Some records:
···

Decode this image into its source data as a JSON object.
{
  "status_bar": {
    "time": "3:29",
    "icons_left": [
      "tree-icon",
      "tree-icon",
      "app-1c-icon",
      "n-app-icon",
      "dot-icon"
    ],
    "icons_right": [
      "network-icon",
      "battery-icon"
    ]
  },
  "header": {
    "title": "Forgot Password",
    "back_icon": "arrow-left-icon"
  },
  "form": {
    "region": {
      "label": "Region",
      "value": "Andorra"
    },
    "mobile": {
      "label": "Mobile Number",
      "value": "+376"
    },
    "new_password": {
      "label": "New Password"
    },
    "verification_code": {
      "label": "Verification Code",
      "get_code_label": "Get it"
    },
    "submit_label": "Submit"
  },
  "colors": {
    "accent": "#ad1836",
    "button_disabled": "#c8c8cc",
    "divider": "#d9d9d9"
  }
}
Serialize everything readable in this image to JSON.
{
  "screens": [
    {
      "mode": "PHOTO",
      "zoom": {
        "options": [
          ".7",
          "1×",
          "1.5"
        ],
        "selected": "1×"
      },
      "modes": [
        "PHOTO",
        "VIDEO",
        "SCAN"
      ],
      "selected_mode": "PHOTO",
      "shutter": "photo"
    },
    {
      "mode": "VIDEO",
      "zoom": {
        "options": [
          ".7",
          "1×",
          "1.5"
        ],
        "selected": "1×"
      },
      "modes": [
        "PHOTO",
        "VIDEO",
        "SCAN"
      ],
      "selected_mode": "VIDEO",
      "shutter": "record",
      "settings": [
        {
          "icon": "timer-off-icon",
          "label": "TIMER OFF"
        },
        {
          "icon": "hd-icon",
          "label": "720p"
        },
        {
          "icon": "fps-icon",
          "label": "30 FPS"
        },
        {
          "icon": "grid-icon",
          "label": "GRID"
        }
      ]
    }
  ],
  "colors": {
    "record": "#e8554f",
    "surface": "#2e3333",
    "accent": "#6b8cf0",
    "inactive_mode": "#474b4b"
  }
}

···

■ **TO DO**: Make an exact copy of the data above.

■ **ANSWER TO THE TASK**:
Decode this image into its source data as a JSON object.
{
  "status_bar": {
    "time": "3:29",
    "icons_left": [
      "tree-icon",
      "tree-icon",
      "app-1c-icon",
      "n-app-icon",
      "dot-icon"
    ],
    "icons_right": [
      "network-icon",
      "battery-icon"
    ]
  },
  "header": {
    "title": "Forgot Password",
    "back_icon": "arrow-left-icon"
  },
  "form": {
    "region": {
      "label": "Region",
      "value": "Andorra"
    },
    "mobile": {
      "label": "Mobile Number",
      "value": "+376"
    },
    "new_password": {
      "label": "New Password"
    },
    "verification_code": {
      "label": "Verification Code",
      "get_code_label": "Get it"
    },
    "submit_label": "Submit"
  },
  "colors": {
    "accent": "#ad1836",
    "button_disabled": "#c8c8cc",
    "divider": "#d9d9d9"
  }
}
Serialize everything readable in this image to JSON.
{
  "screens": [
    {
      "mode": "PHOTO",
      "zoom": {
        "options": [
          ".7",
          "1×",
          "1.5"
        ],
        "selected": "1×"
      },
      "modes": [
        "PHOTO",
        "VIDEO",
        "SCAN"
      ],
      "selected_mode": "PHOTO",
      "shutter": "photo"
    },
    {
      "mode": "VIDEO",
      "zoom": {
        "options": [
          ".7",
          "1×",
          "1.5"
        ],
        "selected": "1×"
      },
      "modes": [
        "PHOTO",
        "VIDEO",
        "SCAN"
      ],
      "selected_mode": "VIDEO",
      "shutter": "record",
      "settings": [
        {
          "icon": "timer-off-icon",
          "label": "TIMER OFF"
        },
        {
          "icon": "hd-icon",
          "label": "720p"
        },
        {
          "icon": "fps-icon",
          "label": "30 FPS"
        },
        {
          "icon": "grid-icon",
          "label": "GRID"
        }
      ]
    }
  ],
  "colors": {
    "record": "#e8554f",
    "surface": "#2e3333",
    "accent": "#6b8cf0",
    "inactive_mode": "#474b4b"
  }
}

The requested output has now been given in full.